* begin *

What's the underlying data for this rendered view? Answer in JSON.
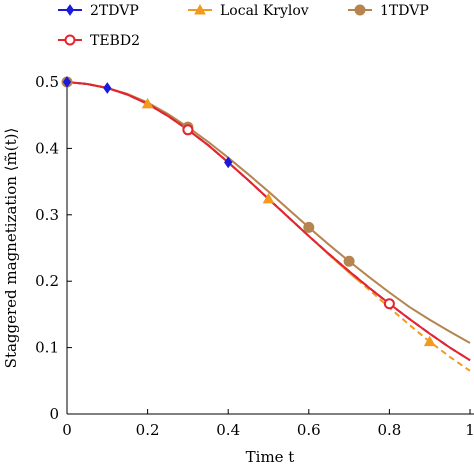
{
  "chart_data": {
    "type": "line",
    "xlabel": "Time t",
    "ylabel": "Staggered magnetization ⟨m̃(t)⟩",
    "xlim": [
      0,
      1
    ],
    "ylim": [
      0,
      0.5
    ],
    "xticks": [
      "0",
      "0.2",
      "0.4",
      "0.6",
      "0.8",
      "1"
    ],
    "yticks": [
      "0",
      "0.1",
      "0.2",
      "0.3",
      "0.4",
      "0.5"
    ],
    "legend_position": "top, outside plot",
    "series": [
      {
        "name": "2TDVP",
        "color": "#1a1adb",
        "marker": "diamond",
        "line": "solid",
        "x": [
          0,
          0.05,
          0.1,
          0.15,
          0.2,
          0.25,
          0.3,
          0.35,
          0.4,
          0.45,
          0.5,
          0.55,
          0.6,
          0.65,
          0.7,
          0.75,
          0.8,
          0.85,
          0.9,
          0.95,
          1.0
        ],
        "y": [
          0.5,
          0.497,
          0.491,
          0.481,
          0.467,
          0.449,
          0.428,
          0.405,
          0.379,
          0.352,
          0.324,
          0.296,
          0.268,
          0.241,
          0.215,
          0.19,
          0.166,
          0.143,
          0.121,
          0.1,
          0.081
        ],
        "marker_x": [
          0,
          0.1,
          0.4
        ]
      },
      {
        "name": "Local Krylov",
        "color": "#f39a1e",
        "marker": "triangle",
        "line": "solid, dashed after t≈0.72",
        "x": [
          0,
          0.05,
          0.1,
          0.15,
          0.2,
          0.25,
          0.3,
          0.35,
          0.4,
          0.45,
          0.5,
          0.55,
          0.6,
          0.65,
          0.7,
          0.75,
          0.8,
          0.85,
          0.9,
          0.95,
          1.0
        ],
        "y": [
          0.5,
          0.497,
          0.491,
          0.481,
          0.467,
          0.449,
          0.428,
          0.405,
          0.379,
          0.352,
          0.324,
          0.296,
          0.268,
          0.24,
          0.213,
          0.187,
          0.16,
          0.134,
          0.109,
          0.086,
          0.065
        ],
        "marker_x": [
          0.2,
          0.5,
          0.9
        ],
        "dash_from_x": 0.72
      },
      {
        "name": "1TDVP",
        "color": "#b5844f",
        "marker": "circle-filled",
        "line": "solid",
        "x": [
          0,
          0.05,
          0.1,
          0.15,
          0.2,
          0.25,
          0.3,
          0.35,
          0.4,
          0.45,
          0.5,
          0.55,
          0.6,
          0.65,
          0.7,
          0.75,
          0.8,
          0.85,
          0.9,
          0.95,
          1.0
        ],
        "y": [
          0.5,
          0.497,
          0.491,
          0.482,
          0.469,
          0.452,
          0.432,
          0.41,
          0.386,
          0.361,
          0.335,
          0.308,
          0.281,
          0.255,
          0.23,
          0.206,
          0.183,
          0.161,
          0.142,
          0.124,
          0.107
        ],
        "marker_x": [
          0,
          0.3,
          0.6,
          0.7
        ]
      },
      {
        "name": "TEBD2",
        "color": "#e8232a",
        "marker": "circle-open",
        "line": "solid",
        "x": [
          0,
          0.05,
          0.1,
          0.15,
          0.2,
          0.25,
          0.3,
          0.35,
          0.4,
          0.45,
          0.5,
          0.55,
          0.6,
          0.65,
          0.7,
          0.75,
          0.8,
          0.85,
          0.9,
          0.95,
          1.0
        ],
        "y": [
          0.5,
          0.497,
          0.491,
          0.481,
          0.467,
          0.449,
          0.428,
          0.405,
          0.379,
          0.352,
          0.324,
          0.296,
          0.268,
          0.241,
          0.215,
          0.19,
          0.166,
          0.143,
          0.121,
          0.1,
          0.081
        ],
        "marker_x": [
          0.3,
          0.8
        ]
      }
    ]
  }
}
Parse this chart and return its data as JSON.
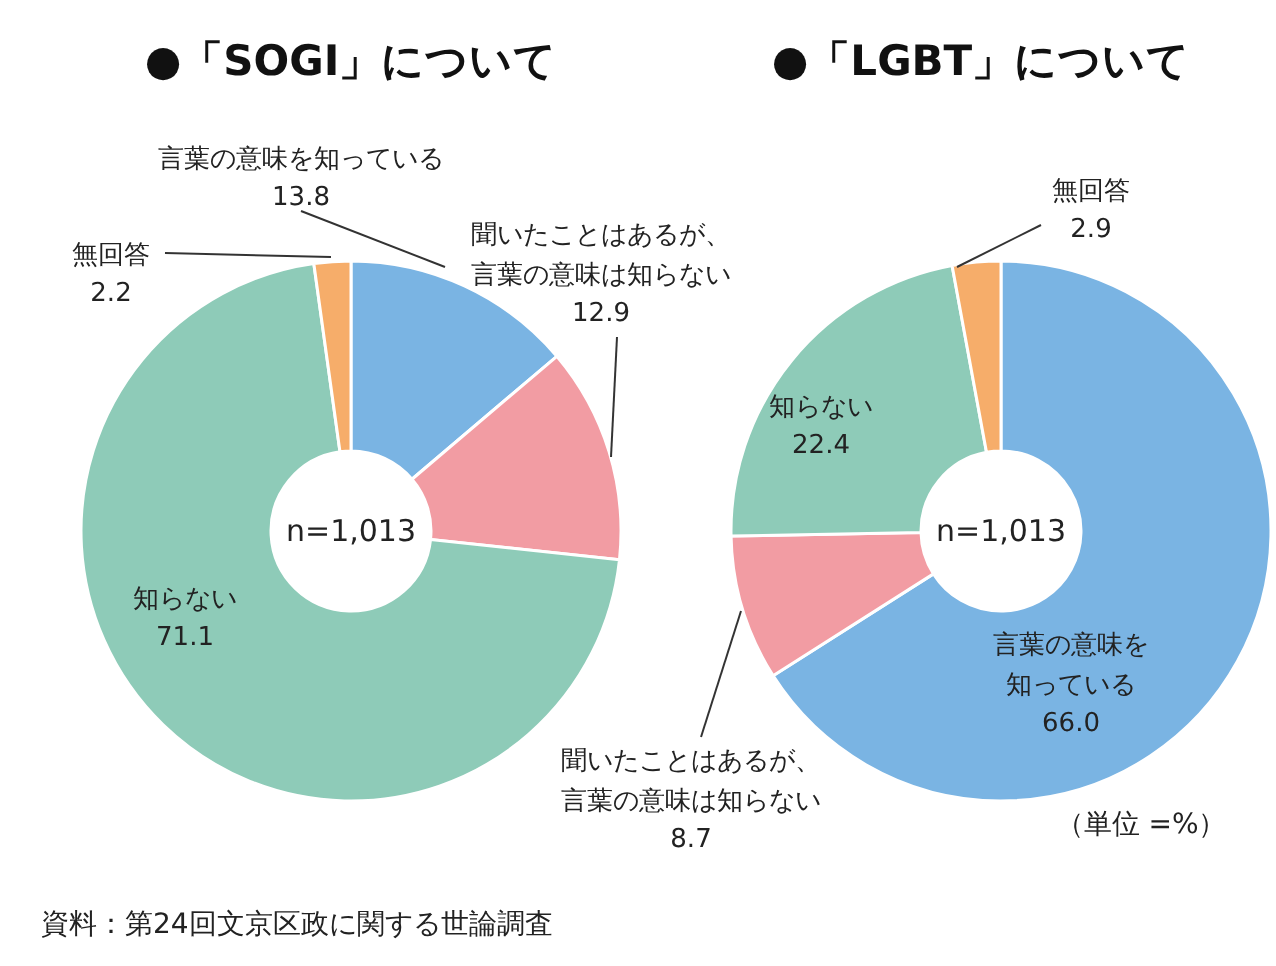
{
  "chart_data": [
    {
      "type": "donut",
      "title": "●「SOGI」について",
      "categories": [
        "言葉の意味を知っている",
        "聞いたことはあるが、言葉の意味は知らない",
        "知らない",
        "無回答"
      ],
      "values": [
        13.8,
        12.9,
        71.1,
        2.2
      ],
      "value_labels": [
        "13.8",
        "12.9",
        "71.1",
        "2.2"
      ],
      "colors": [
        "#7ab4e3",
        "#f29ca3",
        "#8ecbb8",
        "#f6ad6a"
      ],
      "annotations": [
        "n=1,013",
        "資料：第24回文京区政に関する世論調査"
      ]
    },
    {
      "type": "donut",
      "title": "●「LGBT」について",
      "categories": [
        "言葉の意味を知っている",
        "聞いたことはあるが、言葉の意味は知らない",
        "知らない",
        "無回答"
      ],
      "values": [
        66.0,
        8.7,
        22.4,
        2.9
      ],
      "value_labels": [
        "66.0",
        "8.7",
        "22.4",
        "2.9"
      ],
      "colors": [
        "#7ab4e3",
        "#f29ca3",
        "#8ecbb8",
        "#f6ad6a"
      ],
      "annotations": [
        "n=1,013",
        "（単位 =%）"
      ]
    }
  ]
}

* end *

Take the line containing "Parse this chart and return its data as JSON." through the last line of the material and retype exactly those lines, both ends included, with no pictures.

Parse this chart and return its data as JSON.
{
  "chart_data": [
    {
      "type": "donut",
      "title": "●「SOGI」について",
      "categories": [
        "言葉の意味を知っている",
        "聞いたことはあるが、言葉の意味は知らない",
        "知らない",
        "無回答"
      ],
      "values": [
        13.8,
        12.9,
        71.1,
        2.2
      ],
      "value_labels": [
        "13.8",
        "12.9",
        "71.1",
        "2.2"
      ],
      "colors": [
        "#7ab4e3",
        "#f29ca3",
        "#8ecbb8",
        "#f6ad6a"
      ],
      "annotations": [
        "n=1,013",
        "資料：第24回文京区政に関する世論調査"
      ]
    },
    {
      "type": "donut",
      "title": "●「LGBT」について",
      "categories": [
        "言葉の意味を知っている",
        "聞いたことはあるが、言葉の意味は知らない",
        "知らない",
        "無回答"
      ],
      "values": [
        66.0,
        8.7,
        22.4,
        2.9
      ],
      "value_labels": [
        "66.0",
        "8.7",
        "22.4",
        "2.9"
      ],
      "colors": [
        "#7ab4e3",
        "#f29ca3",
        "#8ecbb8",
        "#f6ad6a"
      ],
      "annotations": [
        "n=1,013",
        "（単位 =%）"
      ]
    }
  ]
}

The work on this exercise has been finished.